=== LISTING ===

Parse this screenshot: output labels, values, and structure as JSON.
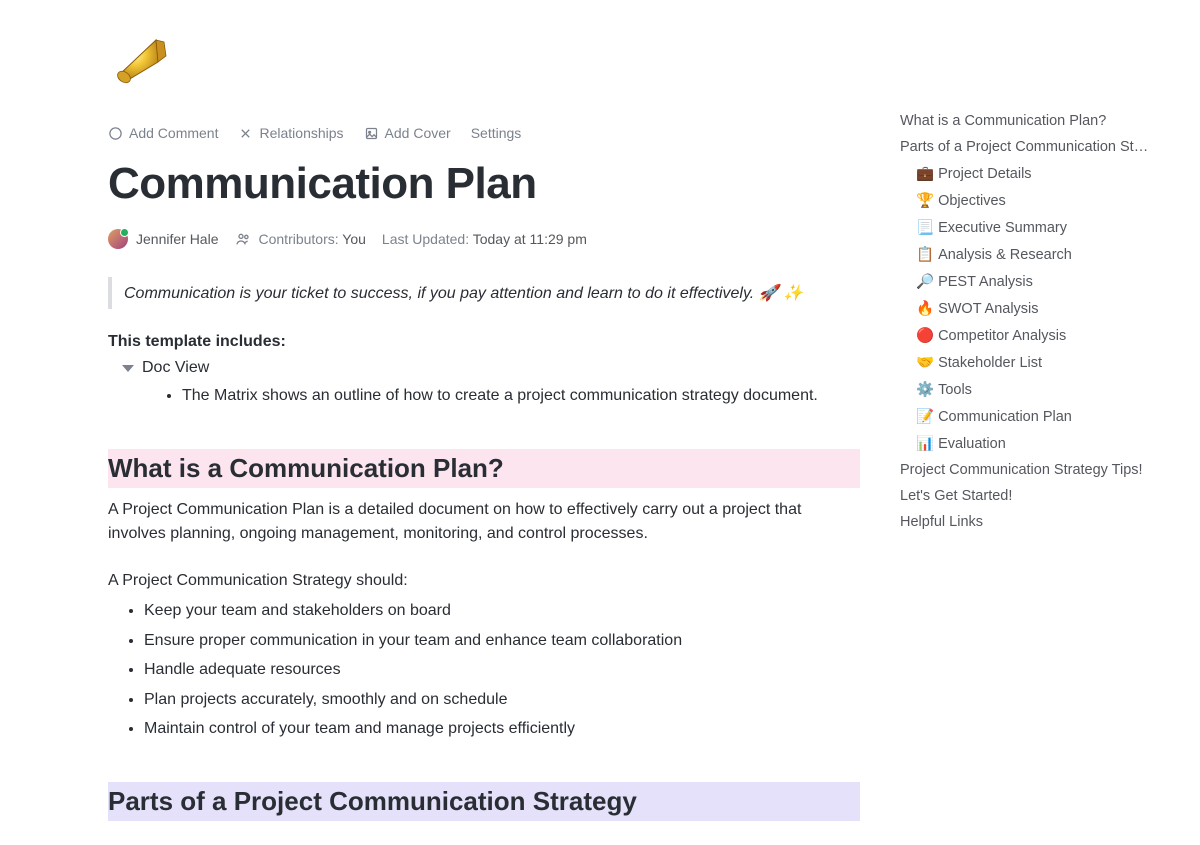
{
  "toolbar": {
    "add_comment": "Add Comment",
    "relationships": "Relationships",
    "add_cover": "Add Cover",
    "settings": "Settings"
  },
  "page": {
    "icon": "📣",
    "title": "Communication Plan"
  },
  "meta": {
    "author": "Jennifer Hale",
    "contributors_label": "Contributors:",
    "contributors_value": "You",
    "last_updated_label": "Last Updated:",
    "last_updated_value": "Today at 11:29 pm"
  },
  "quote": "Communication is your ticket to success, if you pay attention and learn to do it effectively. 🚀 ✨",
  "template_includes_label": "This template includes:",
  "doc_view": "Doc View",
  "doc_view_desc": "The Matrix shows an outline of how to create a project communication strategy document.",
  "section1": {
    "heading": "What is a Communication Plan?",
    "p1": "A Project Communication Plan is a detailed document on how to effectively carry out a project that involves planning, ongoing management, monitoring, and control processes.",
    "p2": "A Project Communication Strategy should:",
    "bullets": [
      "Keep your team and stakeholders on board",
      "Ensure proper communication in your team and enhance team collaboration",
      "Handle adequate resources",
      "Plan projects accurately, smoothly and on schedule",
      "Maintain control of your team and manage projects efficiently"
    ]
  },
  "section2": {
    "heading": "Parts of a Project Communication Strategy"
  },
  "toc": {
    "items": [
      {
        "label": "What is a Communication Plan?",
        "sub": false,
        "emoji": ""
      },
      {
        "label": "Parts of a Project Communication St…",
        "sub": false,
        "emoji": ""
      },
      {
        "label": "Project Details",
        "sub": true,
        "emoji": "💼"
      },
      {
        "label": "Objectives",
        "sub": true,
        "emoji": "🏆"
      },
      {
        "label": "Executive Summary",
        "sub": true,
        "emoji": "📃"
      },
      {
        "label": "Analysis & Research",
        "sub": true,
        "emoji": "📋"
      },
      {
        "label": "PEST Analysis",
        "sub": true,
        "emoji": "🔎"
      },
      {
        "label": "SWOT Analysis",
        "sub": true,
        "emoji": "🔥"
      },
      {
        "label": "Competitor Analysis",
        "sub": true,
        "emoji": "🔴"
      },
      {
        "label": "Stakeholder List",
        "sub": true,
        "emoji": "🤝"
      },
      {
        "label": "Tools",
        "sub": true,
        "emoji": "⚙️"
      },
      {
        "label": "Communication Plan",
        "sub": true,
        "emoji": "📝"
      },
      {
        "label": "Evaluation",
        "sub": true,
        "emoji": "📊"
      },
      {
        "label": "Project Communication Strategy Tips!",
        "sub": false,
        "emoji": ""
      },
      {
        "label": "Let's Get Started!",
        "sub": false,
        "emoji": ""
      },
      {
        "label": "Helpful Links",
        "sub": false,
        "emoji": ""
      }
    ]
  }
}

===

:: EXERCISE ::
Extract every line containing the string "Parts" from the data above.

:: RESULT ::
    "heading": "Parts of a Project Communication Strategy"
        "label": "Parts of a Project Communication St…",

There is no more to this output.